* **DATA IN THIS EXERCISE**

** Begin **

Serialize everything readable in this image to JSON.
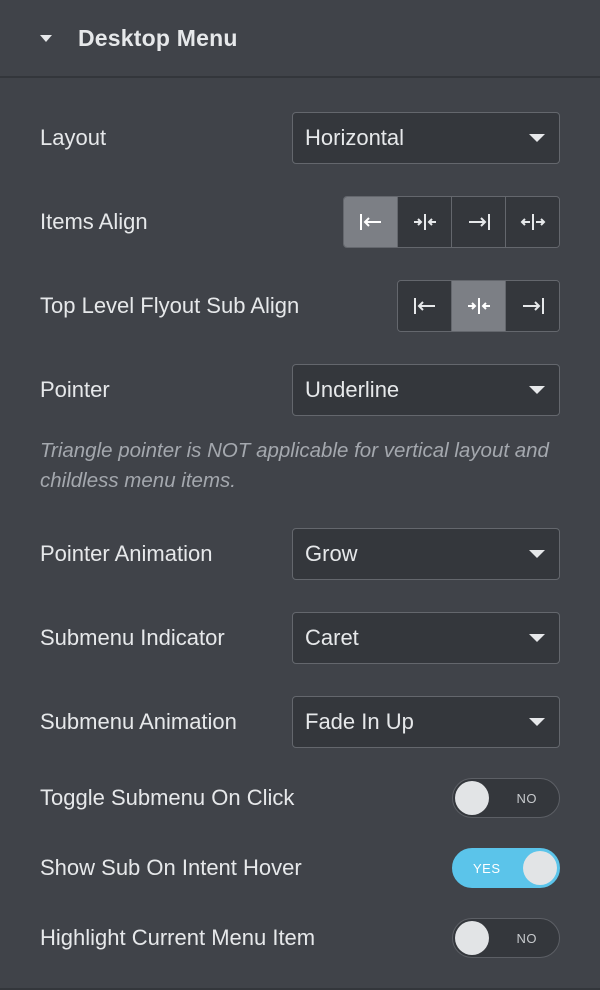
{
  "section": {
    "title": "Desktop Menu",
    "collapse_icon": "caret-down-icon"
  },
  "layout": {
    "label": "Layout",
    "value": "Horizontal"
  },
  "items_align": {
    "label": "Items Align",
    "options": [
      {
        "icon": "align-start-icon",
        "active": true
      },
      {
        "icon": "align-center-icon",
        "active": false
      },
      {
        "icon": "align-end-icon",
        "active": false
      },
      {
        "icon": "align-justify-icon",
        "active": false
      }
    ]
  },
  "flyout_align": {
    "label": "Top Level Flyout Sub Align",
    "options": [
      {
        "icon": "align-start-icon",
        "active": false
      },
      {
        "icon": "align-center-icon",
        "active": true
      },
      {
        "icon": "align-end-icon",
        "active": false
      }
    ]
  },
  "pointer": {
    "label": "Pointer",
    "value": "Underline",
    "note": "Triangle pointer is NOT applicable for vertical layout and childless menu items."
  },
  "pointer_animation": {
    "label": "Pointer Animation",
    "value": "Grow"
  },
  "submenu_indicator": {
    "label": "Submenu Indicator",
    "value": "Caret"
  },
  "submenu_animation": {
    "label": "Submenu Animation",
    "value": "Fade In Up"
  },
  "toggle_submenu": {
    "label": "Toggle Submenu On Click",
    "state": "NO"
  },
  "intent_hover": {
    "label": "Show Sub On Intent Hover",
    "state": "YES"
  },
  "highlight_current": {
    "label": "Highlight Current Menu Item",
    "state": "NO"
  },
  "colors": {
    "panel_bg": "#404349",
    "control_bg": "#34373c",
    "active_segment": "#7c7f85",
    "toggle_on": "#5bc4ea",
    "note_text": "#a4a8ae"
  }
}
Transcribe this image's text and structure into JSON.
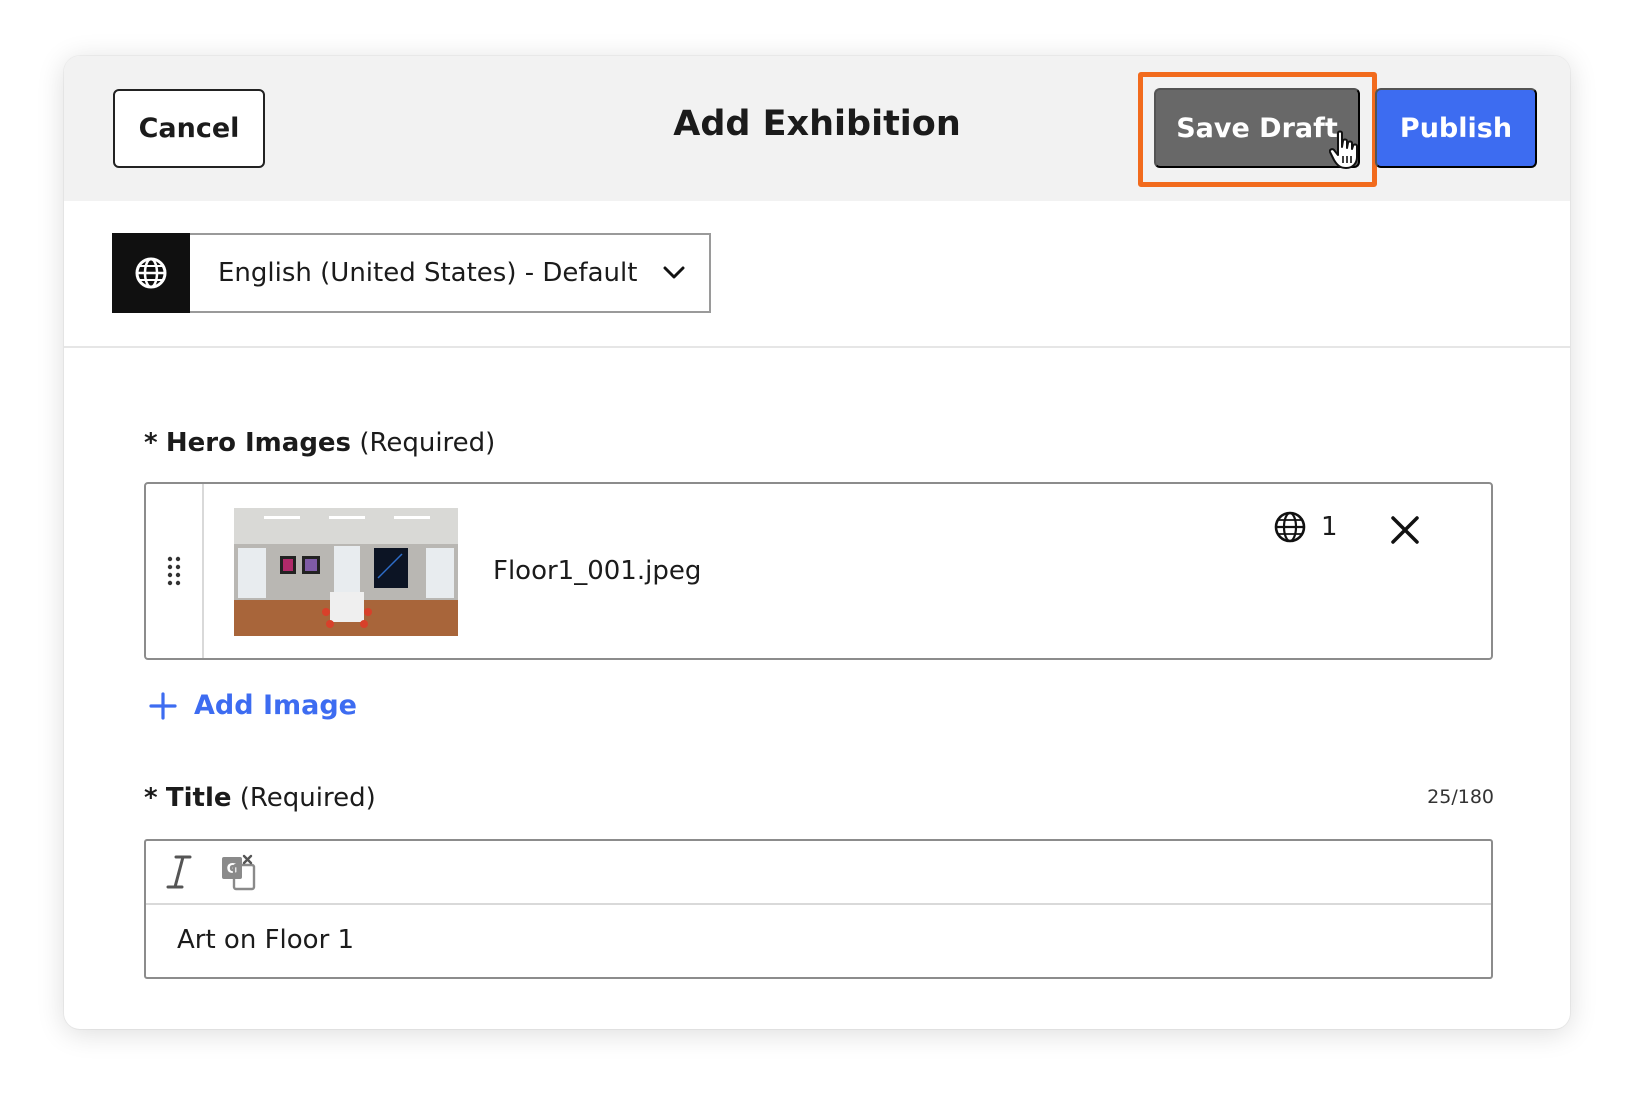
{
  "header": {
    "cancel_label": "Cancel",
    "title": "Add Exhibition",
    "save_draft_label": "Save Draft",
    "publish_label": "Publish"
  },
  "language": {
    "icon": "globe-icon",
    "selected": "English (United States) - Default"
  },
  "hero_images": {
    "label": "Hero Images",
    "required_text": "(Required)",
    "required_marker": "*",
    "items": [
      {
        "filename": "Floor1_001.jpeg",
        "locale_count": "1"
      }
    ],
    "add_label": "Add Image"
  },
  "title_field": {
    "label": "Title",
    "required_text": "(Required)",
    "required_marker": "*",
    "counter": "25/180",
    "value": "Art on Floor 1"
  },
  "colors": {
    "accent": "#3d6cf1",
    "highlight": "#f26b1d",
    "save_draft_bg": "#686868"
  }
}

** End **

* **EXERCISE TASK**
Only the number is wanted: how many lines of the material contain the word "value"?

* **RESULT**
6